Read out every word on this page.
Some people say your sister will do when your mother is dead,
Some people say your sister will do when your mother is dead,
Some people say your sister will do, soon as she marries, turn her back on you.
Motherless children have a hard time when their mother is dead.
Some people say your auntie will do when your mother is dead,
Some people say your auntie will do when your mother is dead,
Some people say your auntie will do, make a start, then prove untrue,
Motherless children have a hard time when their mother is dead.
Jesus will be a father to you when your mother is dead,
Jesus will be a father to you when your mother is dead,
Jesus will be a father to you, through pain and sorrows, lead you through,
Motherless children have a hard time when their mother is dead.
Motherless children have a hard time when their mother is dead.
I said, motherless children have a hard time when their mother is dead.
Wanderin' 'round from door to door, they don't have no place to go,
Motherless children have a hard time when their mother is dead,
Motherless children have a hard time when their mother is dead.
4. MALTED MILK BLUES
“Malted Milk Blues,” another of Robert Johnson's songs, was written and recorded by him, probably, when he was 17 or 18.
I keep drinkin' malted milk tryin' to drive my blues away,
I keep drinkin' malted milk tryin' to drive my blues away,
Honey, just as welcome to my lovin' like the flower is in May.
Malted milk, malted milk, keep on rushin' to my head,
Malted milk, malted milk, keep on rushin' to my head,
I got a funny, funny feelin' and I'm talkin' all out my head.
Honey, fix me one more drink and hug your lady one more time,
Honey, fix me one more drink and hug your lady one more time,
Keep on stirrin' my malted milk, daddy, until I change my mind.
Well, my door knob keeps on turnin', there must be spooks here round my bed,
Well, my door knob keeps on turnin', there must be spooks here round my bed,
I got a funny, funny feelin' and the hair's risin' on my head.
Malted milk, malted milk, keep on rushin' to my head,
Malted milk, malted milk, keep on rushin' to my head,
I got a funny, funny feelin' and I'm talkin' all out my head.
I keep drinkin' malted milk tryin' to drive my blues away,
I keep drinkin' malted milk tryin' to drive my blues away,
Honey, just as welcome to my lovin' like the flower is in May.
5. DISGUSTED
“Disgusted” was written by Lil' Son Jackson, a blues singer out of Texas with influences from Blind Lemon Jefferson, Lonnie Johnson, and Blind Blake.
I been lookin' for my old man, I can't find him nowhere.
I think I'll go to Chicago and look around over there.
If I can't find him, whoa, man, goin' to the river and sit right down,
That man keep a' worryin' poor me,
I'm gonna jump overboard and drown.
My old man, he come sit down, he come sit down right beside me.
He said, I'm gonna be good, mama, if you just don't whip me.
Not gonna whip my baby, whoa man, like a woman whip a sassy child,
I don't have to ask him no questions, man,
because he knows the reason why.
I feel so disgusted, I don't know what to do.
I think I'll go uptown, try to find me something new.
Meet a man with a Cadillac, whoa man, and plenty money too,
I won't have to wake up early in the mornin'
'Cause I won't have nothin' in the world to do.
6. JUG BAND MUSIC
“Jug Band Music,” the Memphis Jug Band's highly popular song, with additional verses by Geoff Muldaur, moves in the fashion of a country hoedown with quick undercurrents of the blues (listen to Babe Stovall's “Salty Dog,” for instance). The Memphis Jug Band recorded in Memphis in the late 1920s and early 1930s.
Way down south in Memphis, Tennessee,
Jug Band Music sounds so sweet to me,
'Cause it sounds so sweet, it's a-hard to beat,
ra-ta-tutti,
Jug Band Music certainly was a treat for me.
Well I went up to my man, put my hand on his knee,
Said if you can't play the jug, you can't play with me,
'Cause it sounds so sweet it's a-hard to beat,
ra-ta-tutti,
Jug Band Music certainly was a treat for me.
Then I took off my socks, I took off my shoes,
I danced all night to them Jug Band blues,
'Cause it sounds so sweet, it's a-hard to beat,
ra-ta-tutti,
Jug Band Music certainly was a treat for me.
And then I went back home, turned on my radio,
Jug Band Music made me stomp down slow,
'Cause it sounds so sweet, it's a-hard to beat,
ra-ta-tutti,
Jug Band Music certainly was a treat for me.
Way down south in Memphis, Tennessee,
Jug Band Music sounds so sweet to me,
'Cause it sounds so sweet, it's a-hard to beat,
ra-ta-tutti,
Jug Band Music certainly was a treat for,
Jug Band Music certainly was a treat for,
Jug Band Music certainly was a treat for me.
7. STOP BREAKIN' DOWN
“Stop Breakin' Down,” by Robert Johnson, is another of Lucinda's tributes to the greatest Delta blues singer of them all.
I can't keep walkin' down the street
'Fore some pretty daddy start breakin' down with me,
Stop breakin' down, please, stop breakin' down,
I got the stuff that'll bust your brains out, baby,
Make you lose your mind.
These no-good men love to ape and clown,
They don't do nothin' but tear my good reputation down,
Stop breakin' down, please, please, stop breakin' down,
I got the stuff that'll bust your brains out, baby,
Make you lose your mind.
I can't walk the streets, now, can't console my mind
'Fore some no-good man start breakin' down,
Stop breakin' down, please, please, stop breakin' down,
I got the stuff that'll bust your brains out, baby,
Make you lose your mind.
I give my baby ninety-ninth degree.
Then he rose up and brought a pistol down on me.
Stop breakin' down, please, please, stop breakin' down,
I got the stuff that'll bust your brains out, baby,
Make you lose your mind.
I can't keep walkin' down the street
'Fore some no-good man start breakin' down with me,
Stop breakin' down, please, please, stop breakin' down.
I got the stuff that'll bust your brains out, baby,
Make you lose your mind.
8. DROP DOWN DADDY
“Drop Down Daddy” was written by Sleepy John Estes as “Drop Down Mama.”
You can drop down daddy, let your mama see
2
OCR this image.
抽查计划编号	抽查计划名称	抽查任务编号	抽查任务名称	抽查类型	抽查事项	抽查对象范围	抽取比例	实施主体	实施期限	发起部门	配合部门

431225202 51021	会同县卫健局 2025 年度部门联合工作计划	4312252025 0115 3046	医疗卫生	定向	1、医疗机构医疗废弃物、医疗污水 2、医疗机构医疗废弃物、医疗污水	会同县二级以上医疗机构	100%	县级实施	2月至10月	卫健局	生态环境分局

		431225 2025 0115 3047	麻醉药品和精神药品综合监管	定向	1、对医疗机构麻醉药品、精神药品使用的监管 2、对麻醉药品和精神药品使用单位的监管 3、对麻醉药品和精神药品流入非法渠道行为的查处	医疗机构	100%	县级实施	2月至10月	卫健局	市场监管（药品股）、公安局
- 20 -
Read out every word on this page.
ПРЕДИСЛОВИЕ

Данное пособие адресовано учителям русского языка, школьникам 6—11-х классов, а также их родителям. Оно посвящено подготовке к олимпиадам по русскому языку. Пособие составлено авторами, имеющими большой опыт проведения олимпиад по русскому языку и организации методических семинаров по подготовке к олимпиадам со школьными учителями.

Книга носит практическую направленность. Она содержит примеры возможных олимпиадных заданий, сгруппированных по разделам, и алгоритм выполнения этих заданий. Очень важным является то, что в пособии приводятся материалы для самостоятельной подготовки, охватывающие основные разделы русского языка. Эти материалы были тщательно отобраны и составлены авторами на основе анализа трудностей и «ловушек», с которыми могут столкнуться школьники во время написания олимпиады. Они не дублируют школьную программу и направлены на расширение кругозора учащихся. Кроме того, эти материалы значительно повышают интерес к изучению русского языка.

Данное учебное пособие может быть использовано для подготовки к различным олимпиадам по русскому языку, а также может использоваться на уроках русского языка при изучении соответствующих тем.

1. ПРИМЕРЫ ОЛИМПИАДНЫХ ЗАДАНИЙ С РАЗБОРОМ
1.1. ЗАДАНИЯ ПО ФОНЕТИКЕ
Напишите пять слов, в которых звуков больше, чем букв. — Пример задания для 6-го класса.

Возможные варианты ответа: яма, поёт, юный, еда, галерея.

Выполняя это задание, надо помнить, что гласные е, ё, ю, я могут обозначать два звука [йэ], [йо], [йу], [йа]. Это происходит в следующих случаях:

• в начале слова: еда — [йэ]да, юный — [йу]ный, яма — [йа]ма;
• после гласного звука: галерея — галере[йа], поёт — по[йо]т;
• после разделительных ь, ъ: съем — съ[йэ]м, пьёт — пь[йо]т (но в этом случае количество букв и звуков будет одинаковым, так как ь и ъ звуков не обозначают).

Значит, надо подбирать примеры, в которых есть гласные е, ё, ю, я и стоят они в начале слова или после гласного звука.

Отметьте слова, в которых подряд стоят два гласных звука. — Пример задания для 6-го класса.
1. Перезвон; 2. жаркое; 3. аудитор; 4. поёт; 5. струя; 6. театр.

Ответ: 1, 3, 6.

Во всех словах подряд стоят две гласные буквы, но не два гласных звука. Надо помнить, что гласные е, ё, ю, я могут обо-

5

________________________________________

■ EXERCISE DESCRIPTION ■
Search the entries for the word "nothin", then list each line that holds it.

■ RESULT OF THE TASK ■
'Cause I won't have nothin' in the world to do.
They don't do nothin' but tear my good reputation down,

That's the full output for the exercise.